(Items from a dataset)
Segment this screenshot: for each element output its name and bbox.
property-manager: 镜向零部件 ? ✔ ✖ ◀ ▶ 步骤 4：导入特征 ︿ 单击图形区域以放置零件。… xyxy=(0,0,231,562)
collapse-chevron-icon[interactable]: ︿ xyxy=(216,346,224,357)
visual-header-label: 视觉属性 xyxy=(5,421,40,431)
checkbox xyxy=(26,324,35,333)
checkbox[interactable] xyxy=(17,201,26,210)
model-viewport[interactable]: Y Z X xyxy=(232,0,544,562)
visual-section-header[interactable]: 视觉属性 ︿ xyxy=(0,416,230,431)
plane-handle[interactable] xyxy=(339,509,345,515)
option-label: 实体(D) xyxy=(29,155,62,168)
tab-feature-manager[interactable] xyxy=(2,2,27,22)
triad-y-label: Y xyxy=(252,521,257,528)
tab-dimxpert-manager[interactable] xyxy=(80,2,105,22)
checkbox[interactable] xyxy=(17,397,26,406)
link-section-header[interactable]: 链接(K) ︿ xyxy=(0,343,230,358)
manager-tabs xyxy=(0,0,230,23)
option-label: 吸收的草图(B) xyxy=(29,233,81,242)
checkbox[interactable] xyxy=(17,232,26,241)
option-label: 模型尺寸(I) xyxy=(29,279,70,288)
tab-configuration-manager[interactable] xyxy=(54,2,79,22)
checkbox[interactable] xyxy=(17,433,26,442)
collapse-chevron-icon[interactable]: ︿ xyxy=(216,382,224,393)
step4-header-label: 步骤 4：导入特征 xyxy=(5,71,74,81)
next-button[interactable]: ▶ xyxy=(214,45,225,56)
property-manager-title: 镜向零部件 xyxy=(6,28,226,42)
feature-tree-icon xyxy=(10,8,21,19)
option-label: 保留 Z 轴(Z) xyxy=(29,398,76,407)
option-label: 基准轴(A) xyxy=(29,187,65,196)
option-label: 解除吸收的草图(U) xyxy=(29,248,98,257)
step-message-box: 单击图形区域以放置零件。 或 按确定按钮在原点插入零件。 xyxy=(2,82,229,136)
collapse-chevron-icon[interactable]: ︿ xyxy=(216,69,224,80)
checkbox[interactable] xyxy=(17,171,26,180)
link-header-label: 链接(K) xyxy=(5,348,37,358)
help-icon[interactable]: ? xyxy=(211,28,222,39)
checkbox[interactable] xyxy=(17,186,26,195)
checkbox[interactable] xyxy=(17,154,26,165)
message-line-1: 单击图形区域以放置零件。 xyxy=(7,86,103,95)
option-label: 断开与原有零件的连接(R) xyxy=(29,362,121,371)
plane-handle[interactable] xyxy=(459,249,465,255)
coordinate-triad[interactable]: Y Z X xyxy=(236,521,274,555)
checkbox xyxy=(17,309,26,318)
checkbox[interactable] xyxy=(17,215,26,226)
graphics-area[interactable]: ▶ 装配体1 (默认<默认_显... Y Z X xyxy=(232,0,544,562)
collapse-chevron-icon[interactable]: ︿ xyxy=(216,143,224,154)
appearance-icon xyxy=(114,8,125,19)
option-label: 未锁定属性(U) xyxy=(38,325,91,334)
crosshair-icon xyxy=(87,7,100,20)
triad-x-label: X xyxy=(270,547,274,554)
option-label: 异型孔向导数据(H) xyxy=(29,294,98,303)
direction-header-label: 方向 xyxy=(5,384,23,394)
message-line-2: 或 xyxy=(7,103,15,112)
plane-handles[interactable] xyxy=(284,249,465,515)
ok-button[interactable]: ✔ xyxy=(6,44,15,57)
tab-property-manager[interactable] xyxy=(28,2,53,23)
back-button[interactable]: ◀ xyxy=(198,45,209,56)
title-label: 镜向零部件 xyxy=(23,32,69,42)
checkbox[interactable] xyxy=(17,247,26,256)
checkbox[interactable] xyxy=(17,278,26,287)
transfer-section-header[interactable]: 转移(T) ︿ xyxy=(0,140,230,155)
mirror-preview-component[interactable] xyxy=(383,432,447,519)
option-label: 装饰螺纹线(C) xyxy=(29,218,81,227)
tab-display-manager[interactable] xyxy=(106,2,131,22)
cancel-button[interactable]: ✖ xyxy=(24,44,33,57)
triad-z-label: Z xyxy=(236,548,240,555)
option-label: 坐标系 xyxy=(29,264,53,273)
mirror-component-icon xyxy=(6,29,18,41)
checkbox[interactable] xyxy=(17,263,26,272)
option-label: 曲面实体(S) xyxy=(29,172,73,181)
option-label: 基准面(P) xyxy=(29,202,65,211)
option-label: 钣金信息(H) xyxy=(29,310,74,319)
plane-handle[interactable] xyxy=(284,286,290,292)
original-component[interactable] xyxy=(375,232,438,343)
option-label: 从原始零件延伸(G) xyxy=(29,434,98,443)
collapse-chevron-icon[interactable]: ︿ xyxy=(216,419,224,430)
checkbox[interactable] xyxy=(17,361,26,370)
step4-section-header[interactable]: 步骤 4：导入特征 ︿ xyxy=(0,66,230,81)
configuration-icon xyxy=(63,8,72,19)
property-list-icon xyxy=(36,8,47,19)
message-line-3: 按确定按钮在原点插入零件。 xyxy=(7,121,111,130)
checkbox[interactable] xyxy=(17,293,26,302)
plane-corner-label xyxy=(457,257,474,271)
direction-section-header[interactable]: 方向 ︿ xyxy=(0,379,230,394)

## Objective
Rename every "option-label" in the records above to "option-text", and write the records out again with nothing else changed.

## Result of this exercise
Segment this screenshot: for each element output its name and bbox.
property-manager: 镜向零部件 ? ✔ ✖ ◀ ▶ 步骤 4：导入特征 ︿ 单击图形区域以放置零件。… xyxy=(0,0,231,562)
collapse-chevron-icon[interactable]: ︿ xyxy=(216,346,224,357)
visual-header-label: 视觉属性 xyxy=(5,421,40,431)
checkbox xyxy=(26,324,35,333)
checkbox[interactable] xyxy=(17,201,26,210)
model-viewport[interactable]: Y Z X xyxy=(232,0,544,562)
visual-section-header[interactable]: 视觉属性 ︿ xyxy=(0,416,230,431)
plane-handle[interactable] xyxy=(339,509,345,515)
option-text: 实体(D) xyxy=(29,155,62,168)
tab-feature-manager[interactable] xyxy=(2,2,27,22)
triad-y-label: Y xyxy=(252,521,257,528)
tab-dimxpert-manager[interactable] xyxy=(80,2,105,22)
checkbox[interactable] xyxy=(17,397,26,406)
link-section-header[interactable]: 链接(K) ︿ xyxy=(0,343,230,358)
manager-tabs xyxy=(0,0,230,23)
option-text: 吸收的草图(B) xyxy=(29,233,81,242)
checkbox[interactable] xyxy=(17,232,26,241)
option-text: 模型尺寸(I) xyxy=(29,279,70,288)
tab-configuration-manager[interactable] xyxy=(54,2,79,22)
checkbox[interactable] xyxy=(17,433,26,442)
collapse-chevron-icon[interactable]: ︿ xyxy=(216,382,224,393)
step4-header-label: 步骤 4：导入特征 xyxy=(5,71,74,81)
next-button[interactable]: ▶ xyxy=(214,45,225,56)
property-manager-title: 镜向零部件 xyxy=(6,28,226,42)
feature-tree-icon xyxy=(10,8,21,19)
option-text: 保留 Z 轴(Z) xyxy=(29,398,76,407)
option-text: 基准轴(A) xyxy=(29,187,65,196)
option-text: 解除吸收的草图(U) xyxy=(29,248,98,257)
step-message-box: 单击图形区域以放置零件。 或 按确定按钮在原点插入零件。 xyxy=(2,82,229,136)
collapse-chevron-icon[interactable]: ︿ xyxy=(216,69,224,80)
checkbox[interactable] xyxy=(17,171,26,180)
link-header-label: 链接(K) xyxy=(5,348,37,358)
help-icon[interactable]: ? xyxy=(211,28,222,39)
checkbox[interactable] xyxy=(17,186,26,195)
checkbox[interactable] xyxy=(17,154,26,165)
message-line-1: 单击图形区域以放置零件。 xyxy=(7,86,103,95)
option-text: 断开与原有零件的连接(R) xyxy=(29,362,121,371)
plane-handle[interactable] xyxy=(459,249,465,255)
coordinate-triad[interactable]: Y Z X xyxy=(236,521,274,555)
checkbox xyxy=(17,309,26,318)
checkbox[interactable] xyxy=(17,215,26,226)
graphics-area[interactable]: ▶ 装配体1 (默认<默认_显... Y Z X xyxy=(232,0,544,562)
collapse-chevron-icon[interactable]: ︿ xyxy=(216,143,224,154)
appearance-icon xyxy=(114,8,125,19)
option-text: 未锁定属性(U) xyxy=(38,325,91,334)
crosshair-icon xyxy=(87,7,100,20)
triad-x-label: X xyxy=(270,547,274,554)
option-text: 异型孔向导数据(H) xyxy=(29,294,98,303)
direction-header-label: 方向 xyxy=(5,384,23,394)
message-line-2: 或 xyxy=(7,103,15,112)
plane-handles[interactable] xyxy=(284,249,465,515)
ok-button[interactable]: ✔ xyxy=(6,44,15,57)
tab-property-manager[interactable] xyxy=(28,2,53,23)
back-button[interactable]: ◀ xyxy=(198,45,209,56)
title-label: 镜向零部件 xyxy=(23,32,69,42)
checkbox[interactable] xyxy=(17,247,26,256)
checkbox[interactable] xyxy=(17,278,26,287)
transfer-section-header[interactable]: 转移(T) ︿ xyxy=(0,140,230,155)
mirror-preview-component[interactable] xyxy=(383,432,447,519)
option-text: 装饰螺纹线(C) xyxy=(29,218,81,227)
tab-display-manager[interactable] xyxy=(106,2,131,22)
cancel-button[interactable]: ✖ xyxy=(24,44,33,57)
triad-z-label: Z xyxy=(236,548,240,555)
option-text: 坐标系 xyxy=(29,264,53,273)
mirror-component-icon xyxy=(6,29,18,41)
checkbox[interactable] xyxy=(17,263,26,272)
option-text: 曲面实体(S) xyxy=(29,172,73,181)
option-text: 基准面(P) xyxy=(29,202,65,211)
option-text: 钣金信息(H) xyxy=(29,310,74,319)
plane-handle[interactable] xyxy=(284,286,290,292)
original-component[interactable] xyxy=(375,232,438,343)
option-text: 从原始零件延伸(G) xyxy=(29,434,98,443)
collapse-chevron-icon[interactable]: ︿ xyxy=(216,419,224,430)
checkbox[interactable] xyxy=(17,361,26,370)
step4-section-header[interactable]: 步骤 4：导入特征 ︿ xyxy=(0,66,230,81)
configuration-icon xyxy=(63,8,72,19)
property-list-icon xyxy=(36,8,47,19)
message-line-3: 按确定按钮在原点插入零件。 xyxy=(7,121,111,130)
checkbox[interactable] xyxy=(17,293,26,302)
plane-corner-label xyxy=(457,257,474,271)
direction-section-header[interactable]: 方向 ︿ xyxy=(0,379,230,394)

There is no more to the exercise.